Stored items from a collection
>> begin
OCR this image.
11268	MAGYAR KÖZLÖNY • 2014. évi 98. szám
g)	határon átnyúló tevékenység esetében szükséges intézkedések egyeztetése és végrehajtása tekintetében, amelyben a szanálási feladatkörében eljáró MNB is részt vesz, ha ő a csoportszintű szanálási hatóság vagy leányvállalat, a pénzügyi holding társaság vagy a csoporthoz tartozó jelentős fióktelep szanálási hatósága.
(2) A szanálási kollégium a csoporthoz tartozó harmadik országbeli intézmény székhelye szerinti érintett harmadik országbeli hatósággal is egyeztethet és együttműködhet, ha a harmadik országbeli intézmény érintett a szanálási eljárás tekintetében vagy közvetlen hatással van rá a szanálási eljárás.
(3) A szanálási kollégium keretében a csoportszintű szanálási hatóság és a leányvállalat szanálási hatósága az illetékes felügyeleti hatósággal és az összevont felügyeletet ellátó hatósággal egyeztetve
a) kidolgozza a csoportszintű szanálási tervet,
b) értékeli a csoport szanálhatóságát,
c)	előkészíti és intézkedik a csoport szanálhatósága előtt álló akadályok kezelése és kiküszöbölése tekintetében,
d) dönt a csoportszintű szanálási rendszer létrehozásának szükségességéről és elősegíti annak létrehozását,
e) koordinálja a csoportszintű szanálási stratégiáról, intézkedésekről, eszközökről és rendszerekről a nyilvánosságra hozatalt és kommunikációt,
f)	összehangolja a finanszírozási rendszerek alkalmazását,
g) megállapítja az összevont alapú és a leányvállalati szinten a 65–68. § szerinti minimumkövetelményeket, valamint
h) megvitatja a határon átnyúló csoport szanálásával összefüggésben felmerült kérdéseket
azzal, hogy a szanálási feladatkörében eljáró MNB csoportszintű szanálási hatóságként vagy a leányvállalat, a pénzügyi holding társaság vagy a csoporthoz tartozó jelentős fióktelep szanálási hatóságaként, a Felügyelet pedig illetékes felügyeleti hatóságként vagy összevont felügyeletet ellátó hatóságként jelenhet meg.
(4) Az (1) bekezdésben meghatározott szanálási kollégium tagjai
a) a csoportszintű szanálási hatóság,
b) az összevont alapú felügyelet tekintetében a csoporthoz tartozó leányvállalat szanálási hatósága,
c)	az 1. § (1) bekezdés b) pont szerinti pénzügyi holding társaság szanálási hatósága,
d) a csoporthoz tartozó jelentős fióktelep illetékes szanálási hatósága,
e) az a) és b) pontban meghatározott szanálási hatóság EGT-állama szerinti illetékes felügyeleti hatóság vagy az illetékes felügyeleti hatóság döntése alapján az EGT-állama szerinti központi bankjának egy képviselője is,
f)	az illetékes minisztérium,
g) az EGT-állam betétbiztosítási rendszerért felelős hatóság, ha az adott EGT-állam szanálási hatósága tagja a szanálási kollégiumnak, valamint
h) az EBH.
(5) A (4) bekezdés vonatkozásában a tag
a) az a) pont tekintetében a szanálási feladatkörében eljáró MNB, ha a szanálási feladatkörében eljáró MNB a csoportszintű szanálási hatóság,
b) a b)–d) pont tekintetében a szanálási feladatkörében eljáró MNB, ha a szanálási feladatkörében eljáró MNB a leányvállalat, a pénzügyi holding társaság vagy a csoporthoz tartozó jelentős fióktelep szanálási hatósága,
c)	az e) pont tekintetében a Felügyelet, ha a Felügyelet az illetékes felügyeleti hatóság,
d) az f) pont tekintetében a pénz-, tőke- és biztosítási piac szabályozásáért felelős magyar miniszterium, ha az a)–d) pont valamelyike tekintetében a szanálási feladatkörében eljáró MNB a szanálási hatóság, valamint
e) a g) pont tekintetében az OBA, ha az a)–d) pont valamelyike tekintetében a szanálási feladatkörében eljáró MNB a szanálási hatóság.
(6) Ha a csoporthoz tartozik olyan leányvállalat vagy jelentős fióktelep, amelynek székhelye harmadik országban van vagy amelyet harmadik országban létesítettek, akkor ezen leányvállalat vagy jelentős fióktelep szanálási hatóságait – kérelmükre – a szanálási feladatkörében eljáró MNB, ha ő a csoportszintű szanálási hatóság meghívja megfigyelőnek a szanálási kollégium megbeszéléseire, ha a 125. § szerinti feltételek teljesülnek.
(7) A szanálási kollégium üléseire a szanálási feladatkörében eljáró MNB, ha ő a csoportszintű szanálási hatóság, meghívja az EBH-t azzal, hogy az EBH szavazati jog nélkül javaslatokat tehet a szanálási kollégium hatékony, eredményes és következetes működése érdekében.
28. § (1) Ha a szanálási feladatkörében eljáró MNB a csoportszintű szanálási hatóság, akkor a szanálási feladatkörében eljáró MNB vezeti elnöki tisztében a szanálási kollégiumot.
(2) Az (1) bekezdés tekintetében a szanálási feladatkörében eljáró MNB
>> end
> Work instructions
Repeat every line of the records above exactly.

> Complete answer
OCR this image.
11268	MAGYAR KÖZLÖNY • 2014. évi 98. szám
g)	határon átnyúló tevékenység esetében szükséges intézkedések egyeztetése és végrehajtása tekintetében, amelyben a szanálási feladatkörében eljáró MNB is részt vesz, ha ő a csoportszintű szanálási hatóság vagy leányvállalat, a pénzügyi holding társaság vagy a csoporthoz tartozó jelentős fióktelep szanálási hatósága.
(2) A szanálási kollégium a csoporthoz tartozó harmadik országbeli intézmény székhelye szerinti érintett harmadik országbeli hatósággal is egyeztethet és együttműködhet, ha a harmadik országbeli intézmény érintett a szanálási eljárás tekintetében vagy közvetlen hatással van rá a szanálási eljárás.
(3) A szanálási kollégium keretében a csoportszintű szanálási hatóság és a leányvállalat szanálási hatósága az illetékes felügyeleti hatósággal és az összevont felügyeletet ellátó hatósággal egyeztetve
a) kidolgozza a csoportszintű szanálási tervet,
b) értékeli a csoport szanálhatóságát,
c)	előkészíti és intézkedik a csoport szanálhatósága előtt álló akadályok kezelése és kiküszöbölése tekintetében,
d) dönt a csoportszintű szanálási rendszer létrehozásának szükségességéről és elősegíti annak létrehozását,
e) koordinálja a csoportszintű szanálási stratégiáról, intézkedésekről, eszközökről és rendszerekről a nyilvánosságra hozatalt és kommunikációt,
f)	összehangolja a finanszírozási rendszerek alkalmazását,
g) megállapítja az összevont alapú és a leányvállalati szinten a 65–68. § szerinti minimumkövetelményeket, valamint
h) megvitatja a határon átnyúló csoport szanálásával összefüggésben felmerült kérdéseket
azzal, hogy a szanálási feladatkörében eljáró MNB csoportszintű szanálási hatóságként vagy a leányvállalat, a pénzügyi holding társaság vagy a csoporthoz tartozó jelentős fióktelep szanálási hatóságaként, a Felügyelet pedig illetékes felügyeleti hatóságként vagy összevont felügyeletet ellátó hatóságként jelenhet meg.
(4) Az (1) bekezdésben meghatározott szanálási kollégium tagjai
a) a csoportszintű szanálási hatóság,
b) az összevont alapú felügyelet tekintetében a csoporthoz tartozó leányvállalat szanálási hatósága,
c)	az 1. § (1) bekezdés b) pont szerinti pénzügyi holding társaság szanálási hatósága,
d) a csoporthoz tartozó jelentős fióktelep illetékes szanálási hatósága,
e) az a) és b) pontban meghatározott szanálási hatóság EGT-állama szerinti illetékes felügyeleti hatóság vagy az illetékes felügyeleti hatóság döntése alapján az EGT-állama szerinti központi bankjának egy képviselője is,
f)	az illetékes minisztérium,
g) az EGT-állam betétbiztosítási rendszerért felelős hatóság, ha az adott EGT-állam szanálási hatósága tagja a szanálási kollégiumnak, valamint
h) az EBH.
(5) A (4) bekezdés vonatkozásában a tag
a) az a) pont tekintetében a szanálási feladatkörében eljáró MNB, ha a szanálási feladatkörében eljáró MNB a csoportszintű szanálási hatóság,
b) a b)–d) pont tekintetében a szanálási feladatkörében eljáró MNB, ha a szanálási feladatkörében eljáró MNB a leányvállalat, a pénzügyi holding társaság vagy a csoporthoz tartozó jelentős fióktelep szanálási hatósága,
c)	az e) pont tekintetében a Felügyelet, ha a Felügyelet az illetékes felügyeleti hatóság,
d) az f) pont tekintetében a pénz-, tőke- és biztosítási piac szabályozásáért felelős magyar miniszterium, ha az a)–d) pont valamelyike tekintetében a szanálási feladatkörében eljáró MNB a szanálási hatóság, valamint
e) a g) pont tekintetében az OBA, ha az a)–d) pont valamelyike tekintetében a szanálási feladatkörében eljáró MNB a szanálási hatóság.
(6) Ha a csoporthoz tartozik olyan leányvállalat vagy jelentős fióktelep, amelynek székhelye harmadik országban van vagy amelyet harmadik országban létesítettek, akkor ezen leányvállalat vagy jelentős fióktelep szanálási hatóságait – kérelmükre – a szanálási feladatkörében eljáró MNB, ha ő a csoportszintű szanálási hatóság meghívja megfigyelőnek a szanálási kollégium megbeszéléseire, ha a 125. § szerinti feltételek teljesülnek.
(7) A szanálási kollégium üléseire a szanálási feladatkörében eljáró MNB, ha ő a csoportszintű szanálási hatóság, meghívja az EBH-t azzal, hogy az EBH szavazati jog nélkül javaslatokat tehet a szanálási kollégium hatékony, eredményes és következetes működése érdekében.
28. § (1) Ha a szanálási feladatkörében eljáró MNB a csoportszintű szanálási hatóság, akkor a szanálási feladatkörében eljáró MNB vezeti elnöki tisztében a szanálási kollégiumot.
(2) Az (1) bekezdés tekintetében a szanálási feladatkörében eljáró MNB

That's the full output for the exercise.